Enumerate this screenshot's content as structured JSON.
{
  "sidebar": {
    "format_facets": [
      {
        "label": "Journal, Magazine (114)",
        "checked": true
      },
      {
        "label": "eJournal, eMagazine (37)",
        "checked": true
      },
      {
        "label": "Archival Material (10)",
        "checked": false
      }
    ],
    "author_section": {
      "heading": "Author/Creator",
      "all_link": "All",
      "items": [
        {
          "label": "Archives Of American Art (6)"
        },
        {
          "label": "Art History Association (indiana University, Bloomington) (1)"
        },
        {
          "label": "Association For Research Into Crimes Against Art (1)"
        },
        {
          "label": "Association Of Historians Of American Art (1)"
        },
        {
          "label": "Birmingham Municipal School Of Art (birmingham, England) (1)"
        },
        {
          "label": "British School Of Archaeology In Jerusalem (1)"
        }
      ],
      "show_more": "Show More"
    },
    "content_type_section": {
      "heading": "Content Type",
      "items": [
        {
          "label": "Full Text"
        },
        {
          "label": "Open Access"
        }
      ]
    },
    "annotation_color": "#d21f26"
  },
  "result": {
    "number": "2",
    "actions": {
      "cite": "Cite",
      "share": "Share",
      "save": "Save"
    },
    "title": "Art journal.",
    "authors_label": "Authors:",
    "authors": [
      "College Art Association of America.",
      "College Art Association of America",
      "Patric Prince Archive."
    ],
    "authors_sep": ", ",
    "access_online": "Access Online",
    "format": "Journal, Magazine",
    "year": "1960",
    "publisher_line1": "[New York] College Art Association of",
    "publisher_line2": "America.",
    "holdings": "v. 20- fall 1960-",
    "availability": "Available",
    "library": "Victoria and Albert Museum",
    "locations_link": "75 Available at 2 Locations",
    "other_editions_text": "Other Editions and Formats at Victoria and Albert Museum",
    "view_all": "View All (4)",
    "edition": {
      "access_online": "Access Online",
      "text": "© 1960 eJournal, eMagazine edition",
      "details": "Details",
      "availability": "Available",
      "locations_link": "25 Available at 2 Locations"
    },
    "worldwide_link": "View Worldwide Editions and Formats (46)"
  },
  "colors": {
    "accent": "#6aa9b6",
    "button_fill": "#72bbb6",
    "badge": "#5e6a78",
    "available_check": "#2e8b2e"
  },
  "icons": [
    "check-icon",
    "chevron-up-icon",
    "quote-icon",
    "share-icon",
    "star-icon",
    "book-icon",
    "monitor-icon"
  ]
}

## PROBLEM REQUIREMENTS
Using the entries above, please restate each one word for word.

## OUTPUT BELOW
Enumerate this screenshot's content as structured JSON.
{
  "sidebar": {
    "format_facets": [
      {
        "label": "Journal, Magazine (114)",
        "checked": true
      },
      {
        "label": "eJournal, eMagazine (37)",
        "checked": true
      },
      {
        "label": "Archival Material (10)",
        "checked": false
      }
    ],
    "author_section": {
      "heading": "Author/Creator",
      "all_link": "All",
      "items": [
        {
          "label": "Archives Of American Art (6)"
        },
        {
          "label": "Art History Association (indiana University, Bloomington) (1)"
        },
        {
          "label": "Association For Research Into Crimes Against Art (1)"
        },
        {
          "label": "Association Of Historians Of American Art (1)"
        },
        {
          "label": "Birmingham Municipal School Of Art (birmingham, England) (1)"
        },
        {
          "label": "British School Of Archaeology In Jerusalem (1)"
        }
      ],
      "show_more": "Show More"
    },
    "content_type_section": {
      "heading": "Content Type",
      "items": [
        {
          "label": "Full Text"
        },
        {
          "label": "Open Access"
        }
      ]
    },
    "annotation_color": "#d21f26"
  },
  "result": {
    "number": "2",
    "actions": {
      "cite": "Cite",
      "share": "Share",
      "save": "Save"
    },
    "title": "Art journal.",
    "authors_label": "Authors:",
    "authors": [
      "College Art Association of America.",
      "College Art Association of America",
      "Patric Prince Archive."
    ],
    "authors_sep": ", ",
    "access_online": "Access Online",
    "format": "Journal, Magazine",
    "year": "1960",
    "publisher_line1": "[New York] College Art Association of",
    "publisher_line2": "America.",
    "holdings": "v. 20- fall 1960-",
    "availability": "Available",
    "library": "Victoria and Albert Museum",
    "locations_link": "75 Available at 2 Locations",
    "other_editions_text": "Other Editions and Formats at Victoria and Albert Museum",
    "view_all": "View All (4)",
    "edition": {
      "access_online": "Access Online",
      "text": "© 1960 eJournal, eMagazine edition",
      "details": "Details",
      "availability": "Available",
      "locations_link": "25 Available at 2 Locations"
    },
    "worldwide_link": "View Worldwide Editions and Formats (46)"
  },
  "colors": {
    "accent": "#6aa9b6",
    "button_fill": "#72bbb6",
    "badge": "#5e6a78",
    "available_check": "#2e8b2e"
  },
  "icons": [
    "check-icon",
    "chevron-up-icon",
    "quote-icon",
    "share-icon",
    "star-icon",
    "book-icon",
    "monitor-icon"
  ]
}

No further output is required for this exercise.